WORK TO DO
Report the count of lines below in which the string "正确的是" occurs; include nothing else.

───── EXTRACTED RECORDS ─────

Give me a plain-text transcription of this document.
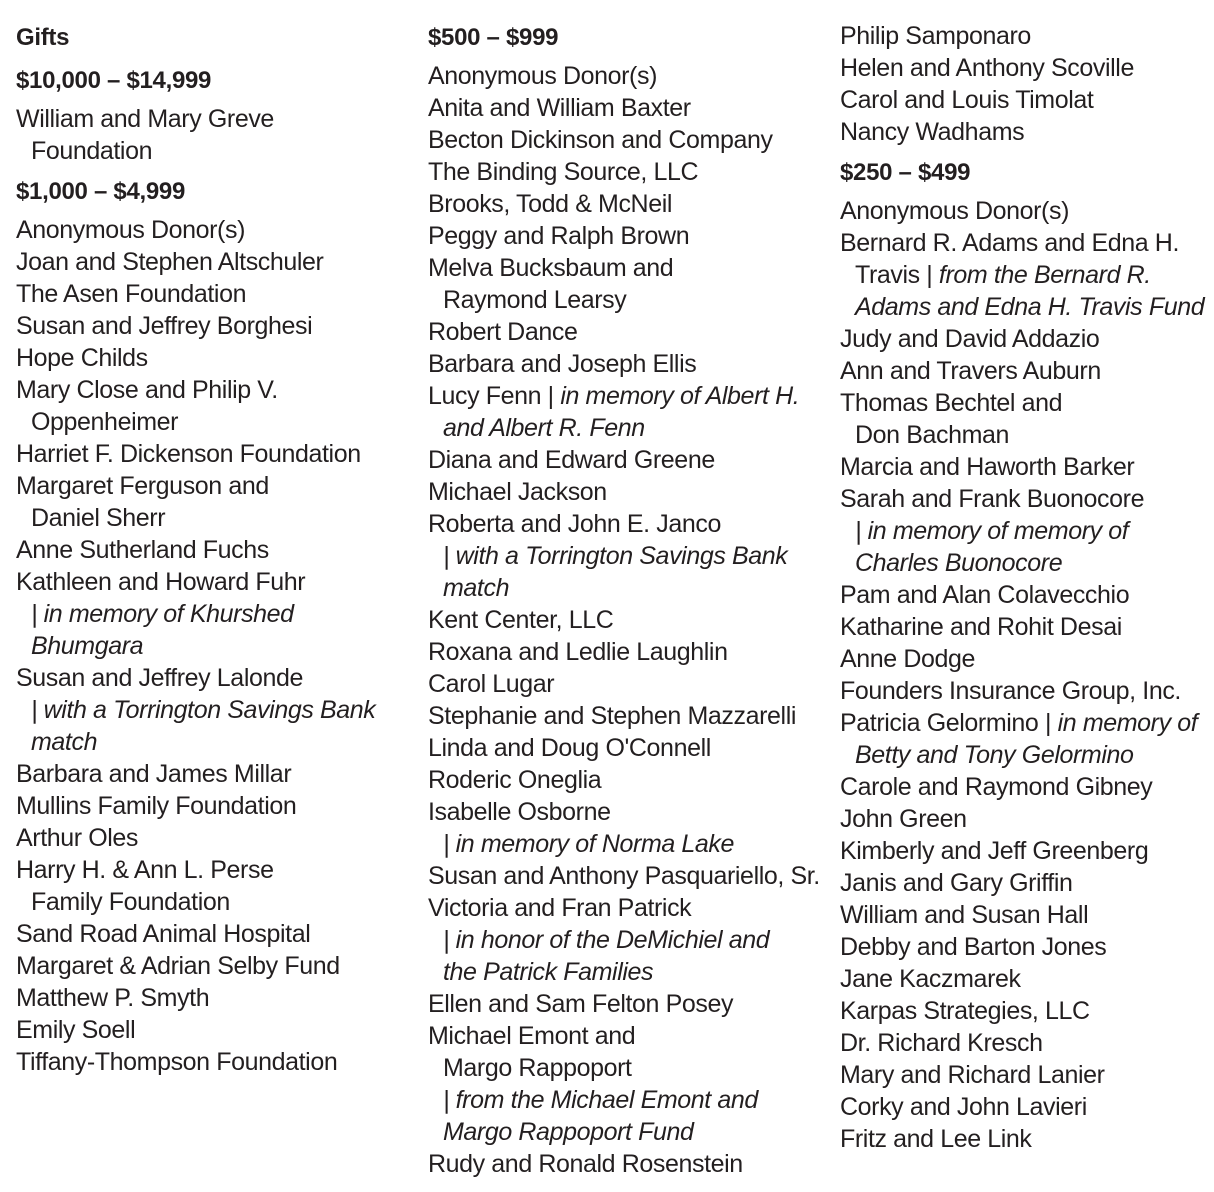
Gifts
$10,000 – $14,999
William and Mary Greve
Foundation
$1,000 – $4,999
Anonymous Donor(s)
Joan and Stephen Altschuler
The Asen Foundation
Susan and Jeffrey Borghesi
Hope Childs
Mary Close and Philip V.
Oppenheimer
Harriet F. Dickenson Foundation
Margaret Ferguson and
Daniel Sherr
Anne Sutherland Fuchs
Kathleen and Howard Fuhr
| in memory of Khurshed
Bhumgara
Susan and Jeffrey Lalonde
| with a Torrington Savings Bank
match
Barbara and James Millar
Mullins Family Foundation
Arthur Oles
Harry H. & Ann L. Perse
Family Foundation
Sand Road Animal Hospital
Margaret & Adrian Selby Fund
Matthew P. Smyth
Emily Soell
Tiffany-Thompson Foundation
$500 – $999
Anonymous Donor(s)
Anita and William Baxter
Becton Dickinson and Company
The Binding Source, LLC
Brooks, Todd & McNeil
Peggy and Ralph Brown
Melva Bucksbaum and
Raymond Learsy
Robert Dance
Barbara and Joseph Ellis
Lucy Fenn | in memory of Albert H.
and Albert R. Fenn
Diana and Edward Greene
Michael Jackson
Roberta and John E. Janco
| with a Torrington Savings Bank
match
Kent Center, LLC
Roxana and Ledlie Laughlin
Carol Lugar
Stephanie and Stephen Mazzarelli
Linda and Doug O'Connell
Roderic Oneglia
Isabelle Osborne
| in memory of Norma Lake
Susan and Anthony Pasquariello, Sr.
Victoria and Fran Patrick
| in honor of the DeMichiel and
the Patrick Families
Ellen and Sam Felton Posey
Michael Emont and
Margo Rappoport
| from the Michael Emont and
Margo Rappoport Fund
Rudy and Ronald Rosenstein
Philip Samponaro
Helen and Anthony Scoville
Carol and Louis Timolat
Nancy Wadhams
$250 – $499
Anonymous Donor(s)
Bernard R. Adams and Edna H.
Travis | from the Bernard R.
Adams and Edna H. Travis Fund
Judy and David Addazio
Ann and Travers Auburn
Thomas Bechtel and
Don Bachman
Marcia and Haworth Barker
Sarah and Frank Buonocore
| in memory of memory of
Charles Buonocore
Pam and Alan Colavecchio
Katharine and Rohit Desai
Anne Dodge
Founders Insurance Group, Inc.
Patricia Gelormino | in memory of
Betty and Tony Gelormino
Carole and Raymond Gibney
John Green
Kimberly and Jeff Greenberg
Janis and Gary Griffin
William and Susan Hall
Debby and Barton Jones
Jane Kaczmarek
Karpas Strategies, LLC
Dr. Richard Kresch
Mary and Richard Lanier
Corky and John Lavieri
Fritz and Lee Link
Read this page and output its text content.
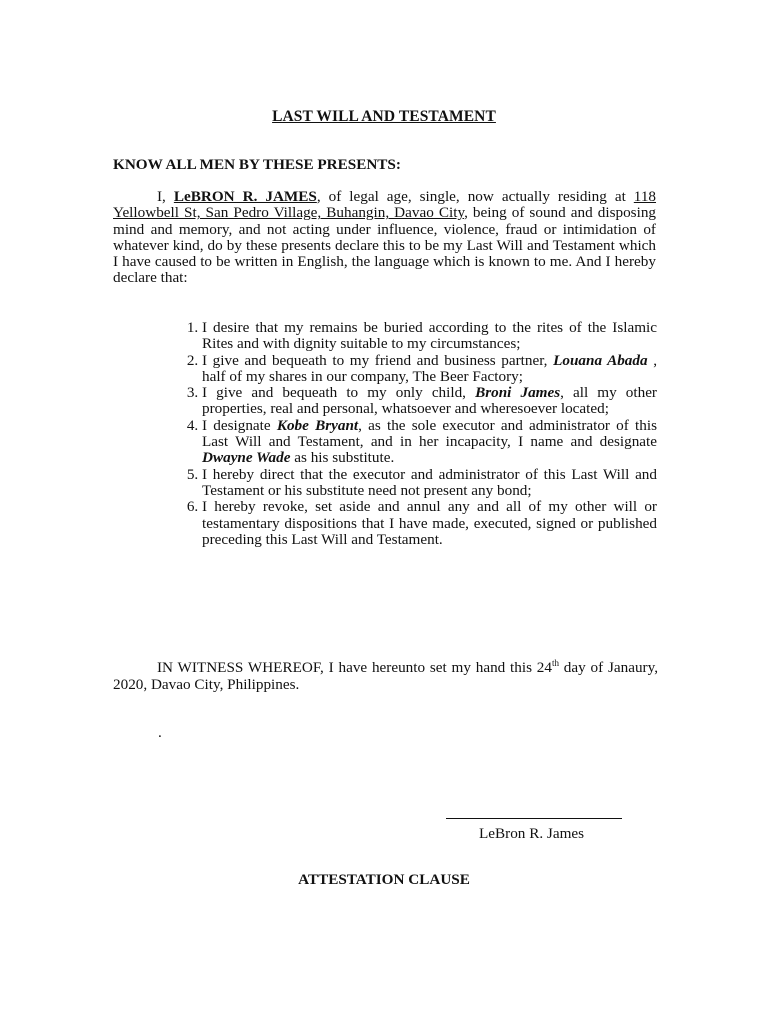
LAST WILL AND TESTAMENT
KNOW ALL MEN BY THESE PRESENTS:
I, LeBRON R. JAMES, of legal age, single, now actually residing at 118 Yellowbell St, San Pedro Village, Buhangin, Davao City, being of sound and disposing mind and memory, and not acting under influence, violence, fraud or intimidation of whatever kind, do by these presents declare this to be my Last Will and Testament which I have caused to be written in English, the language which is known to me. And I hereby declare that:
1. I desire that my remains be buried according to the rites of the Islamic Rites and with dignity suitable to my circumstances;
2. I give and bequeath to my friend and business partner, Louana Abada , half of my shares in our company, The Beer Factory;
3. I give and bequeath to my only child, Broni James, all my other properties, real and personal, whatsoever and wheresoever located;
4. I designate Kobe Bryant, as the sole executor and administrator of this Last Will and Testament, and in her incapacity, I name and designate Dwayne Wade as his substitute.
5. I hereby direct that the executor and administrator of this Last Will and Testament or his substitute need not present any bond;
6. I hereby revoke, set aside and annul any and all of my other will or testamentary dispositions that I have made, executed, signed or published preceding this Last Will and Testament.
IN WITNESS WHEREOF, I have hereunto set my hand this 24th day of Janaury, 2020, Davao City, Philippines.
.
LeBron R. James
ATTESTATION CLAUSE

─────
───── EXTRACTED RECORDS ─────

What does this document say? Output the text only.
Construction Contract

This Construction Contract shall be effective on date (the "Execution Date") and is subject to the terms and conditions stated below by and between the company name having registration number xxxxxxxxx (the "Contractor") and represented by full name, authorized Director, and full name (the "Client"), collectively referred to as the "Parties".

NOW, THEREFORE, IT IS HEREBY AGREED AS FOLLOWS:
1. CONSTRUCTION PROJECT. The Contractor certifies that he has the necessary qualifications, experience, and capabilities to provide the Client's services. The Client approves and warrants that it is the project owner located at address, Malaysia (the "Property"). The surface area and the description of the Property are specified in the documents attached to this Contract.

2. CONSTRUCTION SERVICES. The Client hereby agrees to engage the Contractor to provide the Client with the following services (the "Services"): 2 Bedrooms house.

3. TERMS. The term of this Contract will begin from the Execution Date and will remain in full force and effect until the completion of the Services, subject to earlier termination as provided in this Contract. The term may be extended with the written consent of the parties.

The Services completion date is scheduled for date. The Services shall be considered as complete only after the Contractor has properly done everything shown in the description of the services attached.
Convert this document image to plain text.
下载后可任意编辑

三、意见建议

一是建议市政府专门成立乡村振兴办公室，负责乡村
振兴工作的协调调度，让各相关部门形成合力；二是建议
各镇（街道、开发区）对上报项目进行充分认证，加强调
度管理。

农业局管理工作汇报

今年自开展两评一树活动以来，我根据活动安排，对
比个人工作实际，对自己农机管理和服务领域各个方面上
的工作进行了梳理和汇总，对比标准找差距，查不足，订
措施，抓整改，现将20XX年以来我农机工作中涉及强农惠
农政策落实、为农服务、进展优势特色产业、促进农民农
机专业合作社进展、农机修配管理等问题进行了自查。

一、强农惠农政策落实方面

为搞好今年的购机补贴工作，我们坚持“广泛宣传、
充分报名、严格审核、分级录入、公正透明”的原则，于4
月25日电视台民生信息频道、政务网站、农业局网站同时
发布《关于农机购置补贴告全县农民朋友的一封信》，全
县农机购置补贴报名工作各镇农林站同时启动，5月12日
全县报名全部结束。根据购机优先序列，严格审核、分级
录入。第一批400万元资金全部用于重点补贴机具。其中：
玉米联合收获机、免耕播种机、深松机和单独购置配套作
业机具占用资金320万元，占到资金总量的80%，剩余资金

─────
───── EXTRACTED RECORDS ─────

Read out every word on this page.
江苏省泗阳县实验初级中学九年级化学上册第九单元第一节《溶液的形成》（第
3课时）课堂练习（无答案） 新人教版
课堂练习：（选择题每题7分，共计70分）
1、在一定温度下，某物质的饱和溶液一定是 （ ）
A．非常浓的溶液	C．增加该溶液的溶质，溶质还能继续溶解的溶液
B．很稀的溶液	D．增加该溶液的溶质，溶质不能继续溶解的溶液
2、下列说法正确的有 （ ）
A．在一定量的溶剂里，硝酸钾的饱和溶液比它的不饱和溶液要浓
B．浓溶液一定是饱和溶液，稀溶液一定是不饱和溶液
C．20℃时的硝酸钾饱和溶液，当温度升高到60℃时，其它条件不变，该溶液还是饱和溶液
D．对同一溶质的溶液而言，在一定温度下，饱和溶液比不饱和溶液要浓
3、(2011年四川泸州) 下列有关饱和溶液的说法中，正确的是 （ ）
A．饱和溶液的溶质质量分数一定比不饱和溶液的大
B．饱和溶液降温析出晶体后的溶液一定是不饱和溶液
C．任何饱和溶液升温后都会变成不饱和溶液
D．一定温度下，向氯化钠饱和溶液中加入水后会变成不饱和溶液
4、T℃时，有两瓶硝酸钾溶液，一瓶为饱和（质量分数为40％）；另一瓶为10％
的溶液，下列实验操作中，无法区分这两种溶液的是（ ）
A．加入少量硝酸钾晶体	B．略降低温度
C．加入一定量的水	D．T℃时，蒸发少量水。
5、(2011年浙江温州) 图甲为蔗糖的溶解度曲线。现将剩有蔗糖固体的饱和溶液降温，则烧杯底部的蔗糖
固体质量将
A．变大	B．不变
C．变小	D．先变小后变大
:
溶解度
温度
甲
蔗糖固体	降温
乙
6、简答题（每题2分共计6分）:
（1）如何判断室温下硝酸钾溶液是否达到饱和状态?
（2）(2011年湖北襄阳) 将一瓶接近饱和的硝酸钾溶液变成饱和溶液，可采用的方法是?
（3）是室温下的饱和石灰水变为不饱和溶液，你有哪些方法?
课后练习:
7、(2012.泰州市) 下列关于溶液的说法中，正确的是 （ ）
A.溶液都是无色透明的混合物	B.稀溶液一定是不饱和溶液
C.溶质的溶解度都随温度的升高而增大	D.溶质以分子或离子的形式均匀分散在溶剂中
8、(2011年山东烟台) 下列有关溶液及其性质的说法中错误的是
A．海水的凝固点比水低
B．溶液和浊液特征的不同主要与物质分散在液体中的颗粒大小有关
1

─────

THE ANSWER
2